Work required:
Locate every line below that contains the word "column" and copy it.

Information shown:

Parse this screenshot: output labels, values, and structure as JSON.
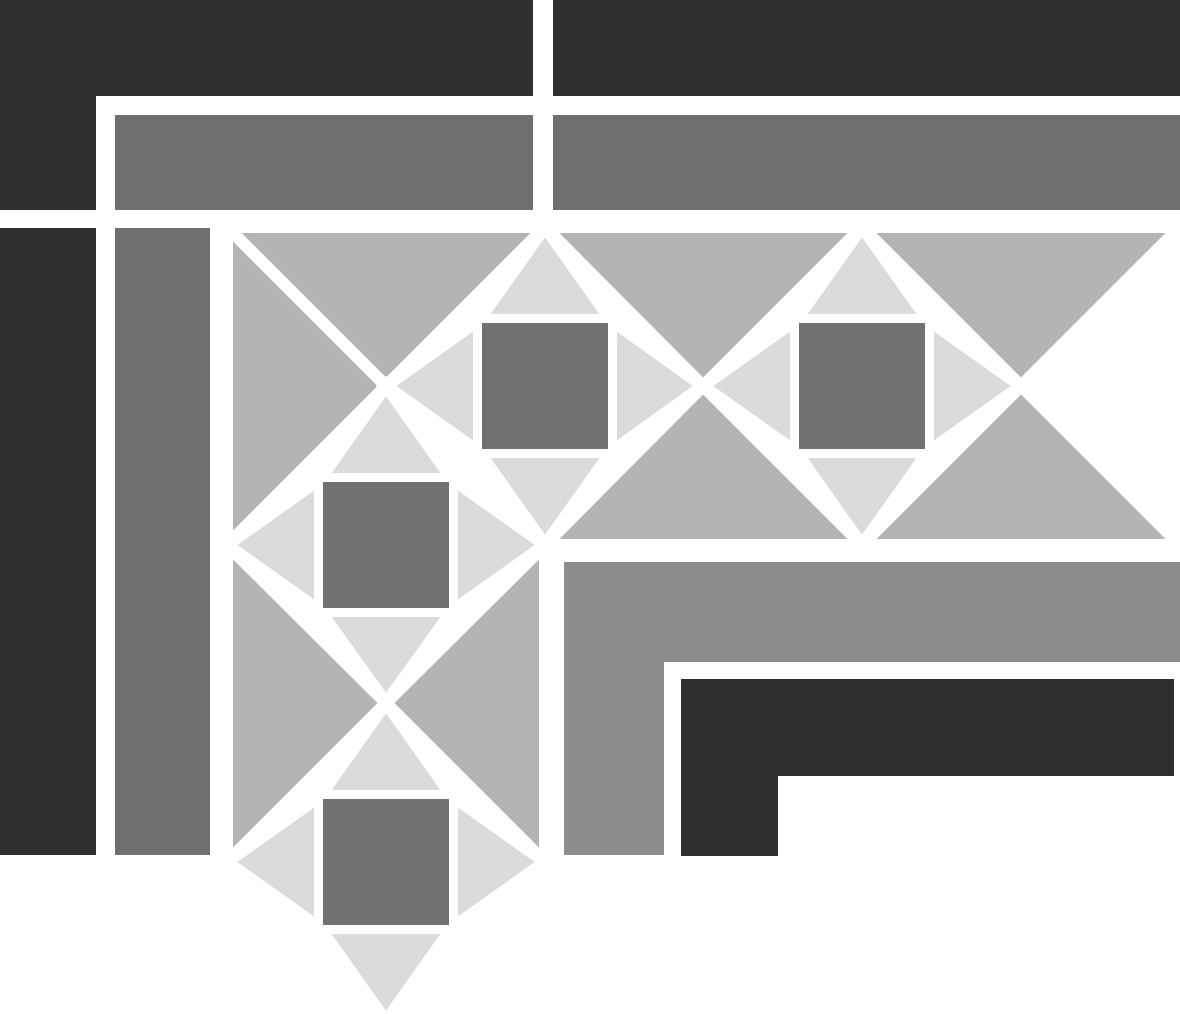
{
  "image": {
    "title": "grayscale-quilt-border-corner-pattern",
    "width": 1180,
    "height": 1014,
    "background": "#ffffff"
  },
  "palette": {
    "white": "#ffffff",
    "charcoal": "#2f2f31",
    "dark_gray": "#6f6f6f",
    "medium_gray": "#8d8d8d",
    "silver": "#b4b4b4",
    "light_gray": "#dbdbdb",
    "square_gray": "#717171"
  },
  "pattern_stroke": {
    "color": "#ffffff",
    "width": 12
  },
  "shapes": [
    {
      "name": "frame-top-left-dark-l",
      "fill": "charcoal",
      "outlined": false,
      "points": [
        [
          0,
          0
        ],
        [
          533,
          0
        ],
        [
          533,
          96
        ],
        [
          96,
          96
        ],
        [
          96,
          210
        ],
        [
          0,
          210
        ]
      ]
    },
    {
      "name": "frame-top-right-dark-bar",
      "fill": "charcoal",
      "outlined": false,
      "rect": [
        553,
        0,
        627,
        96
      ]
    },
    {
      "name": "frame-top-gray-bar-left",
      "fill": "dark_gray",
      "outlined": false,
      "rect": [
        115,
        115,
        418,
        95
      ]
    },
    {
      "name": "frame-top-gray-bar-right",
      "fill": "dark_gray",
      "outlined": false,
      "rect": [
        553,
        115,
        627,
        95
      ]
    },
    {
      "name": "frame-left-dark-column",
      "fill": "charcoal",
      "outlined": false,
      "rect": [
        0,
        228,
        96,
        627
      ]
    },
    {
      "name": "frame-left-gray-column",
      "fill": "dark_gray",
      "outlined": false,
      "rect": [
        115,
        228,
        95,
        627
      ]
    },
    {
      "name": "frame-right-medium-l-bar",
      "fill": "medium_gray",
      "outlined": false,
      "points": [
        [
          564,
          562
        ],
        [
          1180,
          562
        ],
        [
          1180,
          662
        ],
        [
          664,
          662
        ],
        [
          664,
          855
        ],
        [
          564,
          855
        ]
      ]
    },
    {
      "name": "frame-bottom-right-dark-step",
      "fill": "charcoal",
      "outlined": false,
      "points": [
        [
          681,
          679
        ],
        [
          1174,
          679
        ],
        [
          1174,
          776
        ],
        [
          778,
          776
        ],
        [
          778,
          856
        ],
        [
          681,
          856
        ]
      ]
    },
    {
      "name": "corner-block-top-triangle",
      "fill": "silver",
      "outlined": true,
      "points": [
        [
          227,
          227
        ],
        [
          545,
          227
        ],
        [
          386,
          386
        ]
      ]
    },
    {
      "name": "corner-block-left-triangle",
      "fill": "silver",
      "outlined": true,
      "points": [
        [
          227,
          227
        ],
        [
          386,
          386
        ],
        [
          227,
          545
        ]
      ]
    },
    {
      "name": "hband-hourglass-down-1",
      "fill": "silver",
      "outlined": true,
      "points": [
        [
          545,
          227
        ],
        [
          862,
          227
        ],
        [
          703,
          386
        ]
      ]
    },
    {
      "name": "hband-hourglass-up-1",
      "fill": "silver",
      "outlined": true,
      "points": [
        [
          545,
          545
        ],
        [
          703,
          386
        ],
        [
          862,
          545
        ]
      ]
    },
    {
      "name": "hband-hourglass-down-2",
      "fill": "silver",
      "outlined": true,
      "points": [
        [
          862,
          227
        ],
        [
          1180,
          227
        ],
        [
          1021,
          386
        ]
      ]
    },
    {
      "name": "hband-hourglass-up-2",
      "fill": "silver",
      "outlined": true,
      "points": [
        [
          862,
          545
        ],
        [
          1021,
          386
        ],
        [
          1180,
          545
        ]
      ]
    },
    {
      "name": "vband-hourglass-right",
      "fill": "silver",
      "outlined": true,
      "points": [
        [
          227,
          545
        ],
        [
          386,
          703
        ],
        [
          227,
          862
        ]
      ]
    },
    {
      "name": "vband-hourglass-left",
      "fill": "silver",
      "outlined": true,
      "points": [
        [
          545,
          545
        ],
        [
          545,
          862
        ],
        [
          386,
          703
        ]
      ]
    },
    {
      "name": "diamond-h1-top-triangle",
      "fill": "light_gray",
      "outlined": true,
      "points": [
        [
          479,
          320
        ],
        [
          611,
          320
        ],
        [
          545,
          227
        ]
      ]
    },
    {
      "name": "diamond-h1-right-triangle",
      "fill": "light_gray",
      "outlined": true,
      "points": [
        [
          611,
          320
        ],
        [
          703,
          386
        ],
        [
          611,
          452
        ]
      ]
    },
    {
      "name": "diamond-h1-bottom-triangle",
      "fill": "light_gray",
      "outlined": true,
      "points": [
        [
          479,
          452
        ],
        [
          545,
          545
        ],
        [
          611,
          452
        ]
      ]
    },
    {
      "name": "diamond-h1-left-triangle",
      "fill": "light_gray",
      "outlined": true,
      "points": [
        [
          479,
          320
        ],
        [
          479,
          452
        ],
        [
          386,
          386
        ]
      ]
    },
    {
      "name": "diamond-h2-top-triangle",
      "fill": "light_gray",
      "outlined": true,
      "points": [
        [
          796,
          320
        ],
        [
          928,
          320
        ],
        [
          862,
          227
        ]
      ]
    },
    {
      "name": "diamond-h2-right-triangle",
      "fill": "light_gray",
      "outlined": true,
      "points": [
        [
          928,
          320
        ],
        [
          1021,
          386
        ],
        [
          928,
          452
        ]
      ]
    },
    {
      "name": "diamond-h2-bottom-triangle",
      "fill": "light_gray",
      "outlined": true,
      "points": [
        [
          796,
          452
        ],
        [
          862,
          545
        ],
        [
          928,
          452
        ]
      ]
    },
    {
      "name": "diamond-h2-left-triangle",
      "fill": "light_gray",
      "outlined": true,
      "points": [
        [
          796,
          320
        ],
        [
          796,
          452
        ],
        [
          703,
          386
        ]
      ]
    },
    {
      "name": "diamond-v1-top-triangle",
      "fill": "light_gray",
      "outlined": true,
      "points": [
        [
          320,
          479
        ],
        [
          452,
          479
        ],
        [
          386,
          386
        ]
      ]
    },
    {
      "name": "diamond-v1-right-triangle",
      "fill": "light_gray",
      "outlined": true,
      "points": [
        [
          452,
          479
        ],
        [
          545,
          545
        ],
        [
          452,
          611
        ]
      ]
    },
    {
      "name": "diamond-v1-bottom-triangle",
      "fill": "light_gray",
      "outlined": true,
      "points": [
        [
          320,
          611
        ],
        [
          386,
          703
        ],
        [
          452,
          611
        ]
      ]
    },
    {
      "name": "diamond-v1-left-triangle",
      "fill": "light_gray",
      "outlined": true,
      "points": [
        [
          320,
          479
        ],
        [
          320,
          611
        ],
        [
          227,
          545
        ]
      ]
    },
    {
      "name": "diamond-v2-top-triangle",
      "fill": "light_gray",
      "outlined": true,
      "points": [
        [
          320,
          796
        ],
        [
          452,
          796
        ],
        [
          386,
          703
        ]
      ]
    },
    {
      "name": "diamond-v2-right-triangle",
      "fill": "light_gray",
      "outlined": true,
      "points": [
        [
          452,
          796
        ],
        [
          545,
          862
        ],
        [
          452,
          928
        ]
      ]
    },
    {
      "name": "diamond-v2-bottom-triangle",
      "fill": "light_gray",
      "outlined": true,
      "points": [
        [
          320,
          928
        ],
        [
          386,
          1021
        ],
        [
          452,
          928
        ]
      ]
    },
    {
      "name": "diamond-v2-left-triangle",
      "fill": "light_gray",
      "outlined": true,
      "points": [
        [
          320,
          796
        ],
        [
          320,
          928
        ],
        [
          227,
          862
        ]
      ]
    },
    {
      "name": "diamond-h1-square",
      "fill": "square_gray",
      "outlined": false,
      "rect": [
        482,
        323,
        126,
        126
      ]
    },
    {
      "name": "diamond-h2-square",
      "fill": "square_gray",
      "outlined": false,
      "rect": [
        799,
        323,
        126,
        126
      ]
    },
    {
      "name": "diamond-v1-square",
      "fill": "square_gray",
      "outlined": false,
      "rect": [
        323,
        482,
        126,
        126
      ]
    },
    {
      "name": "diamond-v2-square",
      "fill": "square_gray",
      "outlined": false,
      "rect": [
        323,
        799,
        126,
        126
      ]
    }
  ]
}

The solution:
      "name": "frame-left-dark-column",
      "name": "frame-left-gray-column",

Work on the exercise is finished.